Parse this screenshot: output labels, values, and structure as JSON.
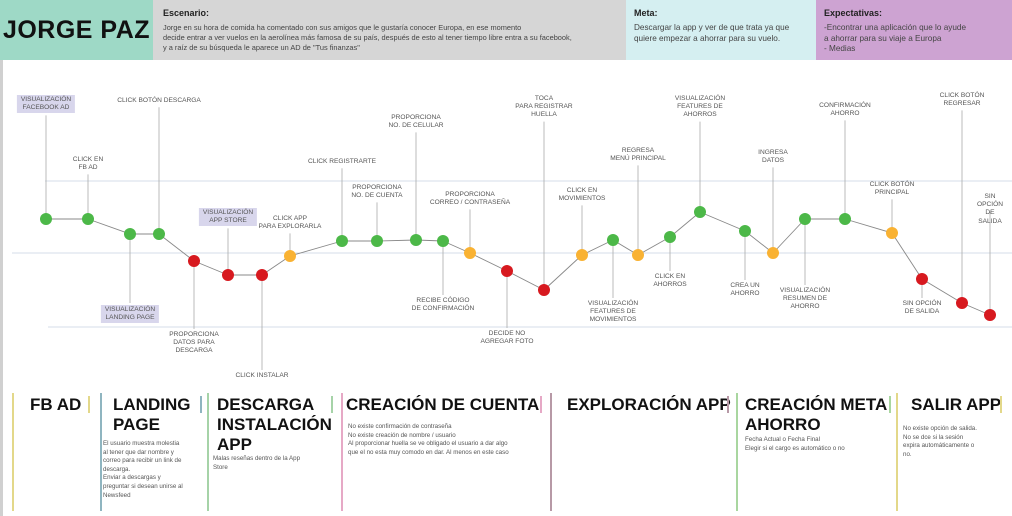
{
  "persona": {
    "name": "JORGE PAZ"
  },
  "scenario": {
    "title": "Escenario:",
    "text": "Jorge en su hora de comida ha comentado con sus amigos que le gustaría conocer Europa, en ese momento\ndecide entrar a ver vuelos en la aerolínea más famosa de su país, después de esto al tener tiempo libre entra a su facebook,\ny a raíz de su búsqueda le aparece un AD de \"Tus finanzas\""
  },
  "goal": {
    "title": "Meta:",
    "text": "Descargar la app y ver de que trata ya que\nquiere empezar a ahorrar para su vuelo."
  },
  "expectations": {
    "title": "Expectativas:",
    "text": "-Encontrar una aplicación que lo ayude\na ahorrar para su viaje a Europa\n- Medias"
  },
  "colors": {
    "positive": "#4cb848",
    "neutral": "#f9b233",
    "negative": "#d7191f"
  },
  "steps": [
    {
      "label": "Visualización\nFacebook AD",
      "emotion": "positive",
      "highlighted": true
    },
    {
      "label": "Click en\nFB AD",
      "emotion": "positive"
    },
    {
      "label": "Visualización\nLanding Page",
      "emotion": "positive",
      "highlighted": true
    },
    {
      "label": "Click botón descarga",
      "emotion": "positive"
    },
    {
      "label": "Proporciona\ndatos para\ndescarga",
      "emotion": "negative"
    },
    {
      "label": "Visualización\nApp Store",
      "emotion": "negative",
      "highlighted": true
    },
    {
      "label": "Click instalar",
      "emotion": "negative"
    },
    {
      "label": "Click app\npara explorarla",
      "emotion": "neutral"
    },
    {
      "label": "Click registrarte",
      "emotion": "positive"
    },
    {
      "label": "Proporciona\nno. de cuenta",
      "emotion": "positive"
    },
    {
      "label": "Proporciona\nno. de celular",
      "emotion": "positive"
    },
    {
      "label": "Recibe código\nde confirmación",
      "emotion": "positive"
    },
    {
      "label": "Proporciona\ncorreo / contraseña",
      "emotion": "neutral"
    },
    {
      "label": "Decide no\nagregar foto",
      "emotion": "negative"
    },
    {
      "label": "Toca\npara registrar\nhuella",
      "emotion": "negative"
    },
    {
      "label": "Click en\nmovimientos",
      "emotion": "neutral"
    },
    {
      "label": "Visualización\nfeatures de\nmovimientos",
      "emotion": "positive"
    },
    {
      "label": "Regresa\nmenú principal",
      "emotion": "neutral"
    },
    {
      "label": "Click en\nahorros",
      "emotion": "positive"
    },
    {
      "label": "Visualización\nfeatures de\nahorros",
      "emotion": "positive"
    },
    {
      "label": "Crea un\nahorro",
      "emotion": "positive"
    },
    {
      "label": "Ingresa\ndatos",
      "emotion": "neutral"
    },
    {
      "label": "Visualización\nresumen de\nahorro",
      "emotion": "positive"
    },
    {
      "label": "Confirmación\nahorro",
      "emotion": "positive"
    },
    {
      "label": "Click botón\nprincipal",
      "emotion": "neutral"
    },
    {
      "label": "Sin opción\nde salida",
      "emotion": "negative"
    },
    {
      "label": "Click botón\nregresar",
      "emotion": "negative"
    },
    {
      "label": "Sin opción\nde salida",
      "emotion": "negative"
    }
  ],
  "phases": [
    {
      "title": "FB AD",
      "note": "",
      "color": "#e3d88a"
    },
    {
      "title": "LANDING\nPAGE",
      "note": "El usuario muestra molestia\nal tener que dar nombre y\ncorreo para recibir un link de\ndescarga.\nEnviar a descargas y\npreguntar si desean unirse al\nNewsfeed",
      "color": "#8fb5c0"
    },
    {
      "title": "DESCARGA\nINSTALACIÓN\nAPP",
      "note": "Malas reseñas dentro de la App\nStore",
      "color": "#a6d3a8"
    },
    {
      "title": "CREACIÓN DE CUENTA",
      "note": "No existe confirmación de contraseña\nNo existe creación de nombre / usuario\nAl proporcionar huella se ve obligado el usuario a dar algo\nque el no esta muy comodo en dar. Al menos en este caso",
      "color": "#e6a9c6"
    },
    {
      "title": "EXPLORACIÓN APP",
      "note": "",
      "color": "#b799a6"
    },
    {
      "title": "CREACIÓN META\nAHORRO",
      "note": "Fecha Actual o Fecha Final\nElegir si el cargo es automático o no",
      "color": "#a9d6a0"
    },
    {
      "title": "SALIR APP",
      "note": "No existe opción de salida.\nNo se dce si la sesión\nexpira automáticamente o\nno.",
      "color": "#e3d88a"
    }
  ]
}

* **THE TASK**
Collect every line above that contains the word "contraseña".

* **EXERCISE RESULT**
      "label": "Proporciona\ncorreo / contraseña",
      "note": "No existe confirmación de contraseña\nNo existe creación de nombre / usuario\nAl proporcionar huella se ve obligado el usuario a dar algo\nque el no esta muy comodo en dar. Al menos en este caso",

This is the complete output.